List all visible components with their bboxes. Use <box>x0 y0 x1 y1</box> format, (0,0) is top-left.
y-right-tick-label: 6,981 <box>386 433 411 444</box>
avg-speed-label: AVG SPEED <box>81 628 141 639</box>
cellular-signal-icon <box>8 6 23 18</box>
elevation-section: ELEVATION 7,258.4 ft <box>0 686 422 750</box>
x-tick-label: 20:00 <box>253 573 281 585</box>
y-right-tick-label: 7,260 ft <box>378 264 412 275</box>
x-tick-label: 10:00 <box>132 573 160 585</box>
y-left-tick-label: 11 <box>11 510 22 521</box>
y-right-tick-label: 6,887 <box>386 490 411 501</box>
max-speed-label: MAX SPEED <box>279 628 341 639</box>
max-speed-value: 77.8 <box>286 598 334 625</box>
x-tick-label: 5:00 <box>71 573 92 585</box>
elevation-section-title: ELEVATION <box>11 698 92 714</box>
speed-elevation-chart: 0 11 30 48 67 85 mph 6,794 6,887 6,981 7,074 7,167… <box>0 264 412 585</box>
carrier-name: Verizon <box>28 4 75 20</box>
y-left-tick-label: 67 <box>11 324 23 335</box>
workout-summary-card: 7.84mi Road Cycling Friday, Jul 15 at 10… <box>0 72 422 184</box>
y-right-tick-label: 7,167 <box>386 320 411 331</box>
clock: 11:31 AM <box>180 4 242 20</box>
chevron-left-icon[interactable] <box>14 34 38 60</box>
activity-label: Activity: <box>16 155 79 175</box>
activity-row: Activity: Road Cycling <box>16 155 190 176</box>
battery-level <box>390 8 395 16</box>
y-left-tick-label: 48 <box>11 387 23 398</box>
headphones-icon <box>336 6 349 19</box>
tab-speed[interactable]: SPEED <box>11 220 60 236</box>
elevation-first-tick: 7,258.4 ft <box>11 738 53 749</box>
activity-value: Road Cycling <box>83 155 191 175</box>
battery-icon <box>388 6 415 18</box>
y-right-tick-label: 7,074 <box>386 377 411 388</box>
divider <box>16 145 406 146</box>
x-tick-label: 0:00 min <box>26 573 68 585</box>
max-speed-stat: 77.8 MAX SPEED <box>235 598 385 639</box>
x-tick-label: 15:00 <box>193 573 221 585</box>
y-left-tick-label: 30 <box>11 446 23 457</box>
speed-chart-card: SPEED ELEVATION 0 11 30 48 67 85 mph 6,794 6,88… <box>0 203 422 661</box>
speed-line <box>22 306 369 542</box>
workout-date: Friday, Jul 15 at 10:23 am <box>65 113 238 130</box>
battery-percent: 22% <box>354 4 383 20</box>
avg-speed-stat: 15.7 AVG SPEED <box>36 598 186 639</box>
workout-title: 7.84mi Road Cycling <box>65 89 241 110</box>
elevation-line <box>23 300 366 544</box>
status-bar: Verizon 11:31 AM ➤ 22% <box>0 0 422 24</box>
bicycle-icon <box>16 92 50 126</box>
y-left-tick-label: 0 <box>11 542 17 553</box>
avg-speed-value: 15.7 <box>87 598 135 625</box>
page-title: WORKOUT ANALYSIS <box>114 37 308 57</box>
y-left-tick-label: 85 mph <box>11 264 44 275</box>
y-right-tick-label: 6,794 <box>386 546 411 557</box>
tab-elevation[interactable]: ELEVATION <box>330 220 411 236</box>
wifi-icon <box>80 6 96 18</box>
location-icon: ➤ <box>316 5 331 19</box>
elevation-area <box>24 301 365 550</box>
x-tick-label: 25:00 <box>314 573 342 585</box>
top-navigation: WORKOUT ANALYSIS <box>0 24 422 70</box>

→ What this task involves: Give the rows above again, from the first row through the row that contains "chevron-left-icon[interactable] <box>14 34", changing "x-tick-label" to "time-tick-label" and leaving everything else the same. Return only those rows.

→ Finished exercise:
List all visible components with their bboxes. Use <box>x0 y0 x1 y1</box> format, (0,0) is top-left.
y-right-tick-label: 6,981 <box>386 433 411 444</box>
avg-speed-label: AVG SPEED <box>81 628 141 639</box>
cellular-signal-icon <box>8 6 23 18</box>
elevation-section: ELEVATION 7,258.4 ft <box>0 686 422 750</box>
time-tick-label: 20:00 <box>253 573 281 585</box>
y-right-tick-label: 7,260 ft <box>378 264 412 275</box>
time-tick-label: 10:00 <box>132 573 160 585</box>
y-left-tick-label: 11 <box>11 510 22 521</box>
y-right-tick-label: 6,887 <box>386 490 411 501</box>
max-speed-label: MAX SPEED <box>279 628 341 639</box>
max-speed-value: 77.8 <box>286 598 334 625</box>
time-tick-label: 5:00 <box>71 573 92 585</box>
elevation-section-title: ELEVATION <box>11 698 92 714</box>
speed-elevation-chart: 0 11 30 48 67 85 mph 6,794 6,887 6,981 7,074 7,167… <box>0 264 412 585</box>
carrier-name: Verizon <box>28 4 75 20</box>
y-left-tick-label: 67 <box>11 324 23 335</box>
workout-summary-card: 7.84mi Road Cycling Friday, Jul 15 at 10… <box>0 72 422 184</box>
y-right-tick-label: 7,167 <box>386 320 411 331</box>
clock: 11:31 AM <box>180 4 242 20</box>
chevron-left-icon[interactable] <box>14 34 38 60</box>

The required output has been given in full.